= EXERCISE PASSAGE =
This is a two-stage check. A "before" and "after." The "before" gives you the pH of your saliva when you haven't eaten anything for a while. The "after" pH shows the response to a sudden, intense "threat" of acid. Your body responds to survive "threats" of all sorts. Acid is one of those "threats." The objective is to find out if the acid "threat" is more intense than any current emotional "threat." This is where emotional override comes in - emotional threats may override physical "threats" of a sudden "acid attack." Emotions can affect the pH of your saliva. In fact, you can have residual emotional override from long forgotten, past emotional "threats" that can send your saliva pH as low as 5.5 or as high as 8.0.

The equipment you need for your saliva pH check includes: (1) pH paper, (2) saliva, (3) a stimulant, such as a slice of lemon or a teaspoon of lemon juice, and (4) a pencil and a piece of paper to record your initial results.

You begin your saliva pH check with your saliva being as close to your personal "normal" as it is likely to get when you are up, moving about, and contending with the rigors or pleasures of the day. In order to reach your daytime "saliva equilibrium", you need a period of abstinence from food, drink, and other substances that you put into -your mouth. No chewing gum, no. cough drops, no peppermints, no breath spray, no cigarette smoke, no toothpaste, no mouthwash. Okay, it's been two hours. You're ready to go with the pH paper, lemon, pencil and paper.

Tear off an inch or two of pH paper. If you are reasonably healthy and have no allergies, work up some saliva and move it toward the tip of your tongue. Without touching the paper to your lips or tongue, wet the pH paper with the saliva and match the color of the wet paper with the color chart on the dispenser. Write down the pH number corresponding to the matching color.

Next, the stimulant. Put the lemon into your mouth. Just suck on the lemon until the flavor permeates your whole mouth. Dispose of the lemon. Swallow four times as you tear off another inch or two of pH paper, then repeat the paper-into-the-saliva routine. Compare the color and write down the corresponding pH number.

= THE DATA =
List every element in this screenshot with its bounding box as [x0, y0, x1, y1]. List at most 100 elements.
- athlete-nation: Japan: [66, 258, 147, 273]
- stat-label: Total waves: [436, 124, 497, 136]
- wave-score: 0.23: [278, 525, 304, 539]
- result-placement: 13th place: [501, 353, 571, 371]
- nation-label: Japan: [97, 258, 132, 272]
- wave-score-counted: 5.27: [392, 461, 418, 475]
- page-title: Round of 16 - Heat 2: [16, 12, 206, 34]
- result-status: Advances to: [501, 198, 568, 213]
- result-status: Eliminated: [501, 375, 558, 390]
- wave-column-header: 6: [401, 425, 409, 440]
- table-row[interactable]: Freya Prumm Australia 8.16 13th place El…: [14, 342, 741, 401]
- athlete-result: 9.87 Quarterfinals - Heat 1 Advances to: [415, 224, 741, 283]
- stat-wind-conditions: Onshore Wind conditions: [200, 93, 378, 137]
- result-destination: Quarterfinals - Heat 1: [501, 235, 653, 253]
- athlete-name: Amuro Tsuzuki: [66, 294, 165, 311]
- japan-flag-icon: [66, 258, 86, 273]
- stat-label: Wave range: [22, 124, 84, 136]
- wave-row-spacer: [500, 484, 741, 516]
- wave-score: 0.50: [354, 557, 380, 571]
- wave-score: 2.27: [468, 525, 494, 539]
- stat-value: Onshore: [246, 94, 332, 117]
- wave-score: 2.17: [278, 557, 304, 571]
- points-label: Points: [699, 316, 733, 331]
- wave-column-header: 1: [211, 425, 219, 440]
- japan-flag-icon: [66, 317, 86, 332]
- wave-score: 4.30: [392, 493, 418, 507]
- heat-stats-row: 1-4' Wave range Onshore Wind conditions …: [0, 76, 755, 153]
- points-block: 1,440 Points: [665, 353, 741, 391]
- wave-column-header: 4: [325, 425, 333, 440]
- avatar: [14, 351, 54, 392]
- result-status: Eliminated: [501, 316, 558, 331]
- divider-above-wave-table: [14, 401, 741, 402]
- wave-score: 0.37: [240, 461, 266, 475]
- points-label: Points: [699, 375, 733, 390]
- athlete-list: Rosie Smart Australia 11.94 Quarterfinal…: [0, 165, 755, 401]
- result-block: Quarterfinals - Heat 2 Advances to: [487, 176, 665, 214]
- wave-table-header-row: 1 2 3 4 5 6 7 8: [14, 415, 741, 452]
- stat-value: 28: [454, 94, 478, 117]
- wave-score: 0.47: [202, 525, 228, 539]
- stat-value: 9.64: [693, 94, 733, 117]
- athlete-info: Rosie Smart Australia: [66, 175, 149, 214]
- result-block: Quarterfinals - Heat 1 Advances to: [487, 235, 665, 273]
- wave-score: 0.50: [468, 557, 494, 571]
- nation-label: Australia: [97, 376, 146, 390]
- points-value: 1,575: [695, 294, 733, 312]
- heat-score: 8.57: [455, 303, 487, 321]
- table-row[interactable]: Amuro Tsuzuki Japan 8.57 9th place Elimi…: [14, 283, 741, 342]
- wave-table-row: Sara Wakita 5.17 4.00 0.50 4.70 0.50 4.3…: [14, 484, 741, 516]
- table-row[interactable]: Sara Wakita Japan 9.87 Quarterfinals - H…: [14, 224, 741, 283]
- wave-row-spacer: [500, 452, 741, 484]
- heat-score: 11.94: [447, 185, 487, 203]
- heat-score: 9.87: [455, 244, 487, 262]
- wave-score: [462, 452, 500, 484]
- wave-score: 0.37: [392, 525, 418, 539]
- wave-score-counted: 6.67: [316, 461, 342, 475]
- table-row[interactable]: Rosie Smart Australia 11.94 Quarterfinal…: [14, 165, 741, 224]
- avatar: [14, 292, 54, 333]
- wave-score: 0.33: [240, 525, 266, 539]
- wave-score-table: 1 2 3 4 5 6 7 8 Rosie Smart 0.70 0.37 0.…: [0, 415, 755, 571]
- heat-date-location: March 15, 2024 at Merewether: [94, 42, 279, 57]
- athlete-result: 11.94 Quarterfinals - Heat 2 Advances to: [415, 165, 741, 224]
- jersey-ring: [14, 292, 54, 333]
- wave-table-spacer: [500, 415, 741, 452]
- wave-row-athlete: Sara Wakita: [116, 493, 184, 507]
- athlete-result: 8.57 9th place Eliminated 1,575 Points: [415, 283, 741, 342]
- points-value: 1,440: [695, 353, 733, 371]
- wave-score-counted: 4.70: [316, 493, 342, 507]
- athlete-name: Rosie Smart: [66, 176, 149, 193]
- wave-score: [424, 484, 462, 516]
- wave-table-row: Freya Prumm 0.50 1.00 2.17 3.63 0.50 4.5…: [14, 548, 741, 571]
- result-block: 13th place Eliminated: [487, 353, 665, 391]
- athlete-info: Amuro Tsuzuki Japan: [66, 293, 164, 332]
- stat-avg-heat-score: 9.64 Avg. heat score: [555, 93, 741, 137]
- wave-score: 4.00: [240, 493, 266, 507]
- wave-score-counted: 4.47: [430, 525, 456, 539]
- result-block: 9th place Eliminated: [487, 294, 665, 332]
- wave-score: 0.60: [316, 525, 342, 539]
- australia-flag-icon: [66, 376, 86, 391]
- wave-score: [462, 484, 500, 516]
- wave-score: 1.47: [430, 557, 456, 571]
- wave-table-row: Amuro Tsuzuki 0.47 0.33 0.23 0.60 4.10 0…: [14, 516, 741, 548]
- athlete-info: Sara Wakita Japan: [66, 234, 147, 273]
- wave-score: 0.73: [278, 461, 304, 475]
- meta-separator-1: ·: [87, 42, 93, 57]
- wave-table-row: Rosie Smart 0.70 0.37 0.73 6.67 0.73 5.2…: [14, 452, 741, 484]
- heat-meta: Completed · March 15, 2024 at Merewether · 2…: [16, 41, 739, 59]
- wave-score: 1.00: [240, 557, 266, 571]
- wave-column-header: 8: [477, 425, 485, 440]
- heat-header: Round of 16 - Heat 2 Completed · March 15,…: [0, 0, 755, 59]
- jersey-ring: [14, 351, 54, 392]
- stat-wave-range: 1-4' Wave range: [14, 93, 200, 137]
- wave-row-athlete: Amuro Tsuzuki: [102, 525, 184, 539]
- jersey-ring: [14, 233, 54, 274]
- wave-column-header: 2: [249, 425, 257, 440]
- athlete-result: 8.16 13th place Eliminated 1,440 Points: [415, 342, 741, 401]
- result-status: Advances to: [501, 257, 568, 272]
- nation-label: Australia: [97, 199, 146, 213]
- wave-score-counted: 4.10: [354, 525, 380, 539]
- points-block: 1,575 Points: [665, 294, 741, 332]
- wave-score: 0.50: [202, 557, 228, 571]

= WHAT NEEDS TO BE DONE =
Can you return the part of the saliva pH text from "The equipment you" up to and including "your initial results.", copied word for word?

= SOLVED EXERCISE =
The equipment you need for your saliva pH check includes: (1) pH paper, (2) saliva, (3) a stimulant, such as a slice of lemon or a teaspoon of lemon juice, and (4) a pencil and a piece of paper to record your initial results.